┌─ The records

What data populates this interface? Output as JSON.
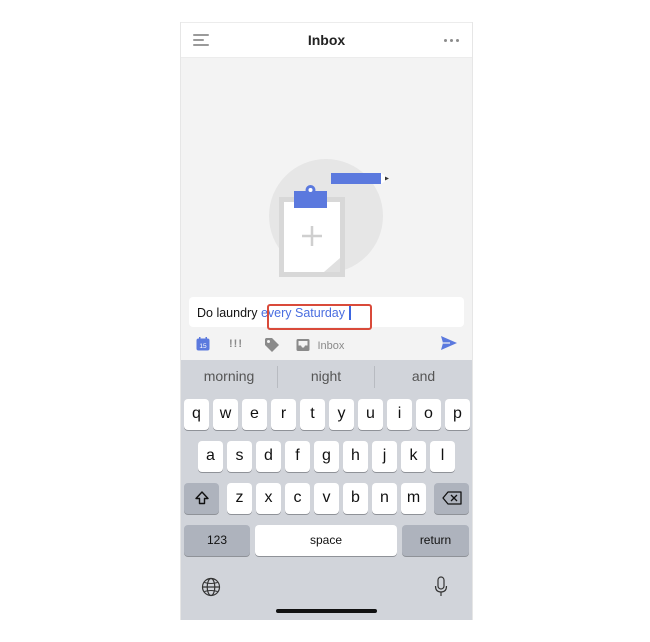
{
  "header": {
    "title": "Inbox",
    "menu_icon": "menu-icon",
    "more_icon": "more-horizontal-icon"
  },
  "empty_state": {
    "illustration": "clipboard-with-pencil-and-plus"
  },
  "task_input": {
    "text_plain": "Do laundry",
    "text_highlight": "every Saturday",
    "highlight_color": "#4a6ee0",
    "annotation_color": "#d94a3a"
  },
  "toolbar": {
    "date_badge": "15",
    "priority_label": "!!!",
    "tag_icon": "tag-icon",
    "list_label": "Inbox",
    "send_icon": "send-icon",
    "accent": "#4a6ee0"
  },
  "keyboard": {
    "suggestions": [
      "morning",
      "night",
      "and"
    ],
    "row1": [
      "q",
      "w",
      "e",
      "r",
      "t",
      "y",
      "u",
      "i",
      "o",
      "p"
    ],
    "row2": [
      "a",
      "s",
      "d",
      "f",
      "g",
      "h",
      "j",
      "k",
      "l"
    ],
    "row3": [
      "z",
      "x",
      "c",
      "v",
      "b",
      "n",
      "m"
    ],
    "numbers_label": "123",
    "space_label": "space",
    "return_label": "return"
  }
}
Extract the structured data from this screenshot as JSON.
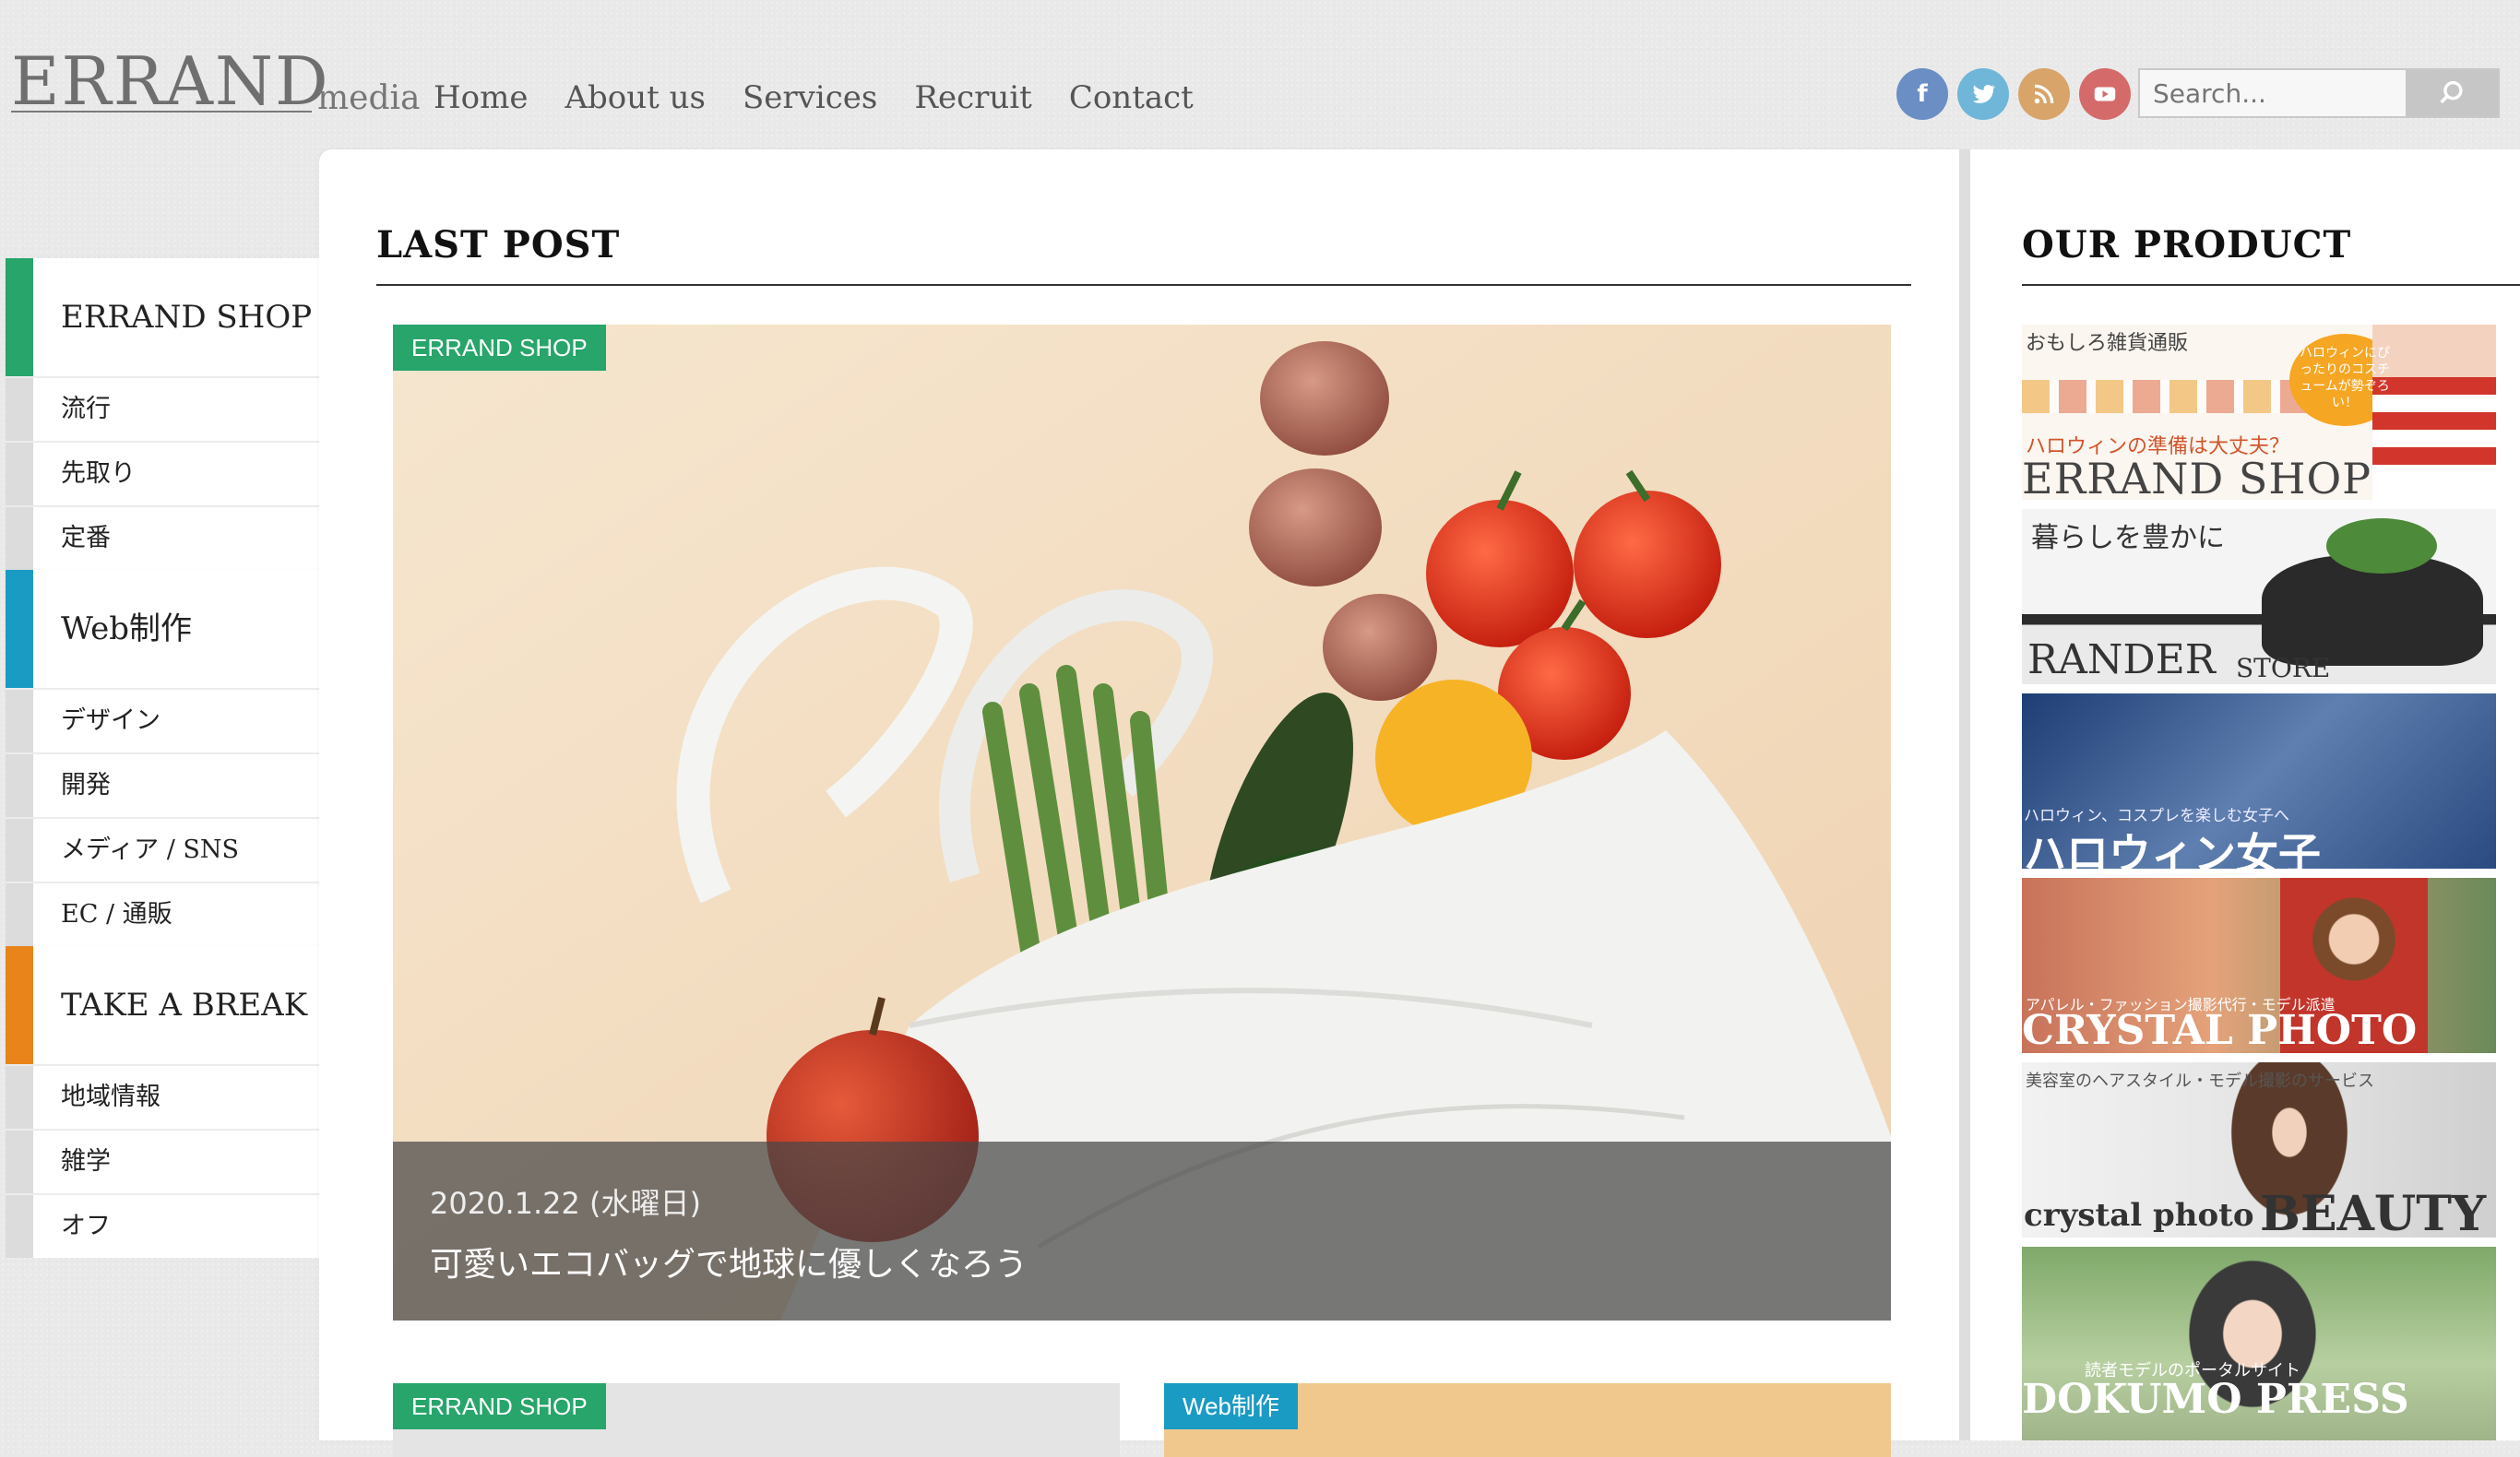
{
  "header": {
    "logo_main": "ERRAND",
    "logo_sub": "media",
    "nav": [
      "Home",
      "About us",
      "Services",
      "Recruit",
      "Contact"
    ],
    "social": [
      {
        "name": "facebook-icon",
        "glyph": "f",
        "color": "#6b8ec4"
      },
      {
        "name": "twitter-icon",
        "glyph": "",
        "color": "#6fb6d8"
      },
      {
        "name": "rss-icon",
        "glyph": "",
        "color": "#d8a46a"
      },
      {
        "name": "youtube-icon",
        "glyph": "",
        "color": "#d46a6a"
      }
    ],
    "search_placeholder": "Search..."
  },
  "sidebar": {
    "groups": [
      {
        "label": "ERRAND SHOP",
        "color": "#27a56b",
        "items": [
          "流行",
          "先取り",
          "定番"
        ]
      },
      {
        "label": "Web制作",
        "color": "#1a9bc4",
        "items": [
          "デザイン",
          "開発",
          "メディア / SNS",
          "EC / 通販"
        ]
      },
      {
        "label": "TAKE A BREAK",
        "color": "#e8841a",
        "items": [
          "地域情報",
          "雑学",
          "オフ"
        ]
      }
    ]
  },
  "main": {
    "section_title": "LAST POST",
    "hero": {
      "tag": "ERRAND SHOP",
      "tag_color": "#27a56b",
      "date": "2020.1.22 (水曜日)",
      "title": "可愛いエコバッグで地球に優しくなろう"
    },
    "cards": [
      {
        "tag": "ERRAND SHOP",
        "tag_color": "#27a56b"
      },
      {
        "tag": "Web制作",
        "tag_color": "#1a9bc4"
      }
    ]
  },
  "right": {
    "section_title": "OUR PRODUCT",
    "banners": [
      {
        "name": "banner-errand-shop",
        "lines": [
          "おもしろ雑貨通販",
          "ハロウィンの準備は大丈夫？",
          "ERRAND SHOP",
          "ハロウィンにぴったりのコスチュームが勢ぞろい！"
        ]
      },
      {
        "name": "banner-rander-store",
        "lines": [
          "暮らしを豊かに",
          "RANDER",
          "STORE"
        ]
      },
      {
        "name": "banner-halloween-joshi",
        "lines": [
          "ハロウィン、コスプレを楽しむ女子へ",
          "ハロウィン女子"
        ]
      },
      {
        "name": "banner-crystal-photo",
        "lines": [
          "アパレル・ファッション撮影代行・モデル派遣",
          "CRYSTAL PHOTO"
        ]
      },
      {
        "name": "banner-crystal-beauty",
        "lines": [
          "美容室のヘアスタイル・モデル撮影のサービス",
          "crystal photo",
          "BEAUTY"
        ]
      },
      {
        "name": "banner-dokumo",
        "lines": [
          "読者モデルのポータルサイト",
          "DOKUMO PRESS"
        ]
      }
    ]
  }
}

└─

Quote the entries in full. Any image among them is to be omitted from the copy.

What data populates this interface? Output as JSON.
{
  "header": {
    "title": "Inbox",
    "menu_icon": "menu-icon",
    "more_icon": "more-horizontal-icon"
  },
  "empty_state": {
    "illustration": "clipboard-with-pencil-and-plus"
  },
  "task_input": {
    "text_plain": "Do laundry",
    "text_highlight": "every Saturday",
    "highlight_color": "#4a6ee0",
    "annotation_color": "#d94a3a"
  },
  "toolbar": {
    "date_badge": "15",
    "priority_label": "!!!",
    "tag_icon": "tag-icon",
    "list_label": "Inbox",
    "send_icon": "send-icon",
    "accent": "#4a6ee0"
  },
  "keyboard": {
    "suggestions": [
      "morning",
      "night",
      "and"
    ],
    "row1": [
      "q",
      "w",
      "e",
      "r",
      "t",
      "y",
      "u",
      "i",
      "o",
      "p"
    ],
    "row2": [
      "a",
      "s",
      "d",
      "f",
      "g",
      "h",
      "j",
      "k",
      "l"
    ],
    "row3": [
      "z",
      "x",
      "c",
      "v",
      "b",
      "n",
      "m"
    ],
    "numbers_label": "123",
    "space_label": "space",
    "return_label": "return"
  }
}
Extract the structured data from this screenshot as JSON.
{
  "header": {
    "logo_main": "ERRAND",
    "logo_sub": "media",
    "nav": [
      "Home",
      "About us",
      "Services",
      "Recruit",
      "Contact"
    ],
    "social": [
      {
        "name": "facebook-icon",
        "glyph": "f",
        "color": "#6b8ec4"
      },
      {
        "name": "twitter-icon",
        "glyph": "",
        "color": "#6fb6d8"
      },
      {
        "name": "rss-icon",
        "glyph": "",
        "color": "#d8a46a"
      },
      {
        "name": "youtube-icon",
        "glyph": "",
        "color": "#d46a6a"
      }
    ],
    "search_placeholder": "Search..."
  },
  "sidebar": {
    "groups": [
      {
        "label": "ERRAND SHOP",
        "color": "#27a56b",
        "items": [
          "流行",
          "先取り",
          "定番"
        ]
      },
      {
        "label": "Web制作",
        "color": "#1a9bc4",
        "items": [
          "デザイン",
          "開発",
          "メディア / SNS",
          "EC / 通販"
        ]
      },
      {
        "label": "TAKE A BREAK",
        "color": "#e8841a",
        "items": [
          "地域情報",
          "雑学",
          "オフ"
        ]
      }
    ]
  },
  "main": {
    "section_title": "LAST POST",
    "hero": {
      "tag": "ERRAND SHOP",
      "tag_color": "#27a56b",
      "date": "2020.1.22 (水曜日)",
      "title": "可愛いエコバッグで地球に優しくなろう"
    },
    "cards": [
      {
        "tag": "ERRAND SHOP",
        "tag_color": "#27a56b"
      },
      {
        "tag": "Web制作",
        "tag_color": "#1a9bc4"
      }
    ]
  },
  "right": {
    "section_title": "OUR PRODUCT",
    "banners": [
      {
        "name": "banner-errand-shop",
        "lines": [
          "おもしろ雑貨通販",
          "ハロウィンの準備は大丈夫？",
          "ERRAND SHOP",
          "ハロウィンにぴったりのコスチュームが勢ぞろい！"
        ]
      },
      {
        "name": "banner-rander-store",
        "lines": [
          "暮らしを豊かに",
          "RANDER",
          "STORE"
        ]
      },
      {
        "name": "banner-halloween-joshi",
        "lines": [
          "ハロウィン、コスプレを楽しむ女子へ",
          "ハロウィン女子"
        ]
      },
      {
        "name": "banner-crystal-photo",
        "lines": [
          "アパレル・ファッション撮影代行・モデル派遣",
          "CRYSTAL PHOTO"
        ]
      },
      {
        "name": "banner-crystal-beauty",
        "lines": [
          "美容室のヘアスタイル・モデル撮影のサービス",
          "crystal photo",
          "BEAUTY"
        ]
      },
      {
        "name": "banner-dokumo",
        "lines": [
          "読者モデルのポータルサイト",
          "DOKUMO PRESS"
        ]
      }
    ]
  }
}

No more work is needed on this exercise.